• Rows:
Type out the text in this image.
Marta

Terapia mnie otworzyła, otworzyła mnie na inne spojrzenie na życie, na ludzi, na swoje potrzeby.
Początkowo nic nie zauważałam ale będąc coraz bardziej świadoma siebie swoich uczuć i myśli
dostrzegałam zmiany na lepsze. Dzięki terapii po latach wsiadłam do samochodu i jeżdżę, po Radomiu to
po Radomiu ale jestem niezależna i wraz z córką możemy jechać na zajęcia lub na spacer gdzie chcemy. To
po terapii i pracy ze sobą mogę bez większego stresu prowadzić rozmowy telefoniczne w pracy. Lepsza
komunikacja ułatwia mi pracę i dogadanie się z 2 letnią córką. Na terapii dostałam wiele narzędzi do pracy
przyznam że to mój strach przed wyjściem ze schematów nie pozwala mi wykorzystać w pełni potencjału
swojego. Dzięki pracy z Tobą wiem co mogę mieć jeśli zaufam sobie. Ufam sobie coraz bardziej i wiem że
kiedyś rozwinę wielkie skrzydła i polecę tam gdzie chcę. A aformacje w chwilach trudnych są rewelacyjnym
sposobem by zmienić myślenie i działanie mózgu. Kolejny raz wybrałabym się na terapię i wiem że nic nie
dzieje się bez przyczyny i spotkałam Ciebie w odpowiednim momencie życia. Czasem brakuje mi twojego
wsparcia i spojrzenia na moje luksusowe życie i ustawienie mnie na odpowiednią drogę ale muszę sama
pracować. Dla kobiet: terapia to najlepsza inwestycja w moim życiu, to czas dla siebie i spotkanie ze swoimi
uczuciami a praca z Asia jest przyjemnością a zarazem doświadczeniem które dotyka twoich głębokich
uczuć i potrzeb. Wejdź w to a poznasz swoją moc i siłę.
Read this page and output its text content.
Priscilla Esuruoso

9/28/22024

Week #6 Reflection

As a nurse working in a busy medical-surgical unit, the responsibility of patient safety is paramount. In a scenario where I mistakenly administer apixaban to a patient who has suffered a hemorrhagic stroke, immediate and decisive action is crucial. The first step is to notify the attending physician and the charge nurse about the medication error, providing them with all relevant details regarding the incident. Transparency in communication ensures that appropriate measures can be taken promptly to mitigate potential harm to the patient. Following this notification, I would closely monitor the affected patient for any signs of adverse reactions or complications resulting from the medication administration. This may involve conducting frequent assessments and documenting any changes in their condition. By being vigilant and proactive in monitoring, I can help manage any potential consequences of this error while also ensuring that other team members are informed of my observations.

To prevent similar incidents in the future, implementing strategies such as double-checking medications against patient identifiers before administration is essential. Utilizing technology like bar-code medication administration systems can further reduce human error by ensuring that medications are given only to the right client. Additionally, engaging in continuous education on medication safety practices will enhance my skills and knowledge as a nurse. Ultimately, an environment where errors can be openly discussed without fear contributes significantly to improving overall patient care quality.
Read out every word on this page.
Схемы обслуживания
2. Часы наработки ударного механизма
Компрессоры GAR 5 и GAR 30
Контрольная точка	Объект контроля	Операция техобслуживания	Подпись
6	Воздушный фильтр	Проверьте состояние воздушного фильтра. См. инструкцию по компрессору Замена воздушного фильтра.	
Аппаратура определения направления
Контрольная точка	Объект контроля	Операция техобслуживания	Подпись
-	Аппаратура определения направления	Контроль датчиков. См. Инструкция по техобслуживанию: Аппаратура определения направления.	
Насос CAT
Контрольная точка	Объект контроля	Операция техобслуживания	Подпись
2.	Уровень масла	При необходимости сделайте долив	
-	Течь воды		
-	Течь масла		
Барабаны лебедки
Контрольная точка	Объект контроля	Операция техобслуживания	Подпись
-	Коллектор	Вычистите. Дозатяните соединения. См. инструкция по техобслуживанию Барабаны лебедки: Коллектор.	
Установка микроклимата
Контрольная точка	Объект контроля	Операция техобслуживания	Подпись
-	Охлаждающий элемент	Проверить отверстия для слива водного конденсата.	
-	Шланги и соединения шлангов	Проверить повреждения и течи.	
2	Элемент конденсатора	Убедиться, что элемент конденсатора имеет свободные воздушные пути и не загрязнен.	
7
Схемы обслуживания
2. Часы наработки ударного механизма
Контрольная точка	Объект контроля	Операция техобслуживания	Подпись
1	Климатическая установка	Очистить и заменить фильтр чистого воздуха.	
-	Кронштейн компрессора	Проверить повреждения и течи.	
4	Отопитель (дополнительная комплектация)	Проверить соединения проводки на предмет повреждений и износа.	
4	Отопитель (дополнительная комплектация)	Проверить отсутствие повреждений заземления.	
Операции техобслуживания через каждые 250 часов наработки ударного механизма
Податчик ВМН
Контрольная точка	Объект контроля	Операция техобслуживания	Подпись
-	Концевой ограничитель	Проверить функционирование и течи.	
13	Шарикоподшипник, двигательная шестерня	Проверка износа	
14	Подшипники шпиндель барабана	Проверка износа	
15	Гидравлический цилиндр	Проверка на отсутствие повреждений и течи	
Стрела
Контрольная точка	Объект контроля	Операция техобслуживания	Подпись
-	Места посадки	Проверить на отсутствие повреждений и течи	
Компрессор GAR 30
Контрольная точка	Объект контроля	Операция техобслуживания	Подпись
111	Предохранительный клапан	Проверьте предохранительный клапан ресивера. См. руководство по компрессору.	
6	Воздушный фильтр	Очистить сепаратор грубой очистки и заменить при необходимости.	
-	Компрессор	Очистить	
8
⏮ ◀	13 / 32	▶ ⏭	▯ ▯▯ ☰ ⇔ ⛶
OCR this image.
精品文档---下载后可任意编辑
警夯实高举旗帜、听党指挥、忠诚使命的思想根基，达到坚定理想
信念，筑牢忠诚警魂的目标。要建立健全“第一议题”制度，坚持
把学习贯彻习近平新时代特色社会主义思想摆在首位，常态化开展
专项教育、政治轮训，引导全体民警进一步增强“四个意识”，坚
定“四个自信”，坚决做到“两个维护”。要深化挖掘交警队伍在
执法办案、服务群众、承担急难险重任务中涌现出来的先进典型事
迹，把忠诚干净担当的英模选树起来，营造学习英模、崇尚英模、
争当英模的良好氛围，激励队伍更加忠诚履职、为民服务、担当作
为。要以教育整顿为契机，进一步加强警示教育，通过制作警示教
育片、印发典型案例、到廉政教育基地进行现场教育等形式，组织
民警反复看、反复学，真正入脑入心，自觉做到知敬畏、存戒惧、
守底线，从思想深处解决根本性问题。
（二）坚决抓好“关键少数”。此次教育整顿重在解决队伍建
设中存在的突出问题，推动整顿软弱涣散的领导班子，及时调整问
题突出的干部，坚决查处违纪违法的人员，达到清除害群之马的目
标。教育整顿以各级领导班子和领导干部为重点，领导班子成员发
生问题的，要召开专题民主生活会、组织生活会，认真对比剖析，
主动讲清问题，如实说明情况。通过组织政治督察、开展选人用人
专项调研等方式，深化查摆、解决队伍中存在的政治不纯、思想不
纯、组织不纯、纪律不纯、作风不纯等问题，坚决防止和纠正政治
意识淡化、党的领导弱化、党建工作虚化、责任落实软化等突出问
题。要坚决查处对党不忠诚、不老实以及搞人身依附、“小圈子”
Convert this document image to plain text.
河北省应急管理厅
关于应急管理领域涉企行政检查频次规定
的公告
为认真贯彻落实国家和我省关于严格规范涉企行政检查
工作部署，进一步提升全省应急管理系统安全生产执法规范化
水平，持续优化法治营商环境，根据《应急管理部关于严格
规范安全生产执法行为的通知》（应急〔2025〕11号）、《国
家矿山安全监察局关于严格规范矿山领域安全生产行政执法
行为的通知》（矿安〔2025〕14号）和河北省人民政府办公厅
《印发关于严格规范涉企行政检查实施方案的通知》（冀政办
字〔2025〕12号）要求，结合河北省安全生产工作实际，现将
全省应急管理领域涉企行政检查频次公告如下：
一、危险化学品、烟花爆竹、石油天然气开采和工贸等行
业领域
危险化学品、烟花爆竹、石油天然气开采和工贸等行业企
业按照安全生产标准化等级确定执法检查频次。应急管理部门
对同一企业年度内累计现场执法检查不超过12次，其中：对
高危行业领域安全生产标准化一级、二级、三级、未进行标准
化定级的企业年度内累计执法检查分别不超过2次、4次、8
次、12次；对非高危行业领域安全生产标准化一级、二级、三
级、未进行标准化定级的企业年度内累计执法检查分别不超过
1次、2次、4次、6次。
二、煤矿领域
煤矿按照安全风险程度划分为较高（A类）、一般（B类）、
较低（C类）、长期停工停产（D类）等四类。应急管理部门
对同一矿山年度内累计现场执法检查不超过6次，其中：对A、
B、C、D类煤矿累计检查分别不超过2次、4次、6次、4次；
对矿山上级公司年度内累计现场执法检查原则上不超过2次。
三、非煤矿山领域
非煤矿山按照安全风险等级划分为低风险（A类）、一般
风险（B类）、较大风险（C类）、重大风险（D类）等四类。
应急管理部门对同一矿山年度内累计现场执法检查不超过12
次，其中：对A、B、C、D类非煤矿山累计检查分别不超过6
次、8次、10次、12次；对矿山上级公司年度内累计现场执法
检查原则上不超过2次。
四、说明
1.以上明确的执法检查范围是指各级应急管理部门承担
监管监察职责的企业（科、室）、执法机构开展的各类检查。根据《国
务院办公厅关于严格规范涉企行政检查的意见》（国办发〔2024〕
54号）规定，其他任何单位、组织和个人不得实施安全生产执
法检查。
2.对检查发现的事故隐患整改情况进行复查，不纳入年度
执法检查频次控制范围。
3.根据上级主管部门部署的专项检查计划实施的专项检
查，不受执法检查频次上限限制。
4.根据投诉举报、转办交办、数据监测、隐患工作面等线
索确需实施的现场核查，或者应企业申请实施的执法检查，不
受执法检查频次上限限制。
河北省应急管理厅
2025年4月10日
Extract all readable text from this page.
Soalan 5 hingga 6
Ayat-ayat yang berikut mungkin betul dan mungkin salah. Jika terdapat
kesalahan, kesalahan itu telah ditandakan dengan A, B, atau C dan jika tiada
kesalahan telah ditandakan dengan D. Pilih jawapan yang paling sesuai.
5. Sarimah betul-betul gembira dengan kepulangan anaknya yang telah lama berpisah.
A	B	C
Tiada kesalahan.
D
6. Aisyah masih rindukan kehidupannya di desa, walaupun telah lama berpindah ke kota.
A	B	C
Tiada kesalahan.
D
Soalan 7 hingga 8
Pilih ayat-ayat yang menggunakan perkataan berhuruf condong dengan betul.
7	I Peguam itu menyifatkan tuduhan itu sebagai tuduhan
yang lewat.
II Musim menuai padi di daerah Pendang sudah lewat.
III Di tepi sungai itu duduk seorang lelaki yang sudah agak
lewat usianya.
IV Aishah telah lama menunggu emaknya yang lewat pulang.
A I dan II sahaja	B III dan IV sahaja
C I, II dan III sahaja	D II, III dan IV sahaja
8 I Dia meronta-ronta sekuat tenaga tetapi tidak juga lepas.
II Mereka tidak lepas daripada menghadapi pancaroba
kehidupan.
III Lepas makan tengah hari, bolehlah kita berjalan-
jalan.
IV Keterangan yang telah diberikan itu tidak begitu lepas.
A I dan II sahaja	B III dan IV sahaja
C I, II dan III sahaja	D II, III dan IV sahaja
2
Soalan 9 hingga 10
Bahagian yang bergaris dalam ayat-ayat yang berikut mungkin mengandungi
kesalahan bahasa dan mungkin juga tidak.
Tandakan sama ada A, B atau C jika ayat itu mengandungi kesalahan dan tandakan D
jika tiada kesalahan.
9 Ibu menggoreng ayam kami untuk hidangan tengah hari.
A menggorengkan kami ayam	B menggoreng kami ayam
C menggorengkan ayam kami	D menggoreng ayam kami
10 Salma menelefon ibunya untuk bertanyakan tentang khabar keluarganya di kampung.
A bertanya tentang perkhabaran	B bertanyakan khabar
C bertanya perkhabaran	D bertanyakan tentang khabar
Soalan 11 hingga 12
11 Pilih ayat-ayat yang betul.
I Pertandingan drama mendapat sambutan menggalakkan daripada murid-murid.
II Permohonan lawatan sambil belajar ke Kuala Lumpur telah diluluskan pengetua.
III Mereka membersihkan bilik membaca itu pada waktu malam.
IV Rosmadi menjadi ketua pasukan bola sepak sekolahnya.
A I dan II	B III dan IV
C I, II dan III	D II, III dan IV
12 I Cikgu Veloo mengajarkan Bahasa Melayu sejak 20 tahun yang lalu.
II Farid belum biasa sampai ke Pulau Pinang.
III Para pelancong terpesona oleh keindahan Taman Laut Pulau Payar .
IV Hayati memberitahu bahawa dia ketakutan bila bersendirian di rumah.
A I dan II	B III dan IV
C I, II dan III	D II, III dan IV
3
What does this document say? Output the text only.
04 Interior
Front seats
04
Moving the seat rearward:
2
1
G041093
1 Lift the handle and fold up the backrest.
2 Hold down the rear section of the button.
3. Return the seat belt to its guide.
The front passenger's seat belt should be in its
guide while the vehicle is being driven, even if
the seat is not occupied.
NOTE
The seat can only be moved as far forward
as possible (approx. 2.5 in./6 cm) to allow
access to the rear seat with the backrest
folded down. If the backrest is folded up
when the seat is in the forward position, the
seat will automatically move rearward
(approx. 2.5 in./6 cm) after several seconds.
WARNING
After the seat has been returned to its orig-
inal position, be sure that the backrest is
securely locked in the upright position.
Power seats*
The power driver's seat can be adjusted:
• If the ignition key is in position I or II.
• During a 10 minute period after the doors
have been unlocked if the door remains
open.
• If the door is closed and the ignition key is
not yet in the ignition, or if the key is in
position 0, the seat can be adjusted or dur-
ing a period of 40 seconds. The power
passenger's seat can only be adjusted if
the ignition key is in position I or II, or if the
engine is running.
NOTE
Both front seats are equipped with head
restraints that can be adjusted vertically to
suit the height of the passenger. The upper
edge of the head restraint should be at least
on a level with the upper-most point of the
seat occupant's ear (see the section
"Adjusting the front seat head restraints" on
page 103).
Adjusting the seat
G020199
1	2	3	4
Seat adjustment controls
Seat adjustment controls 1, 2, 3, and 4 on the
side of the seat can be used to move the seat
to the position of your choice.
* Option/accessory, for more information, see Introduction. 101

• The task: Filter the entries down to the lines containing "kesalahan". Copy each of those lines.

• Solution to this task:
kesalahan, kesalahan itu telah ditandakan dengan A, B, atau C dan jika tiada
kesalahan telah ditandakan dengan D. Pilih jawapan yang paling sesuai.
Tiada kesalahan.
Tiada kesalahan.
kesalahan bahasa dan mungkin juga tidak.
Tandakan sama ada A, B atau C jika ayat itu mengandungi kesalahan dan tandakan D
jika tiada kesalahan.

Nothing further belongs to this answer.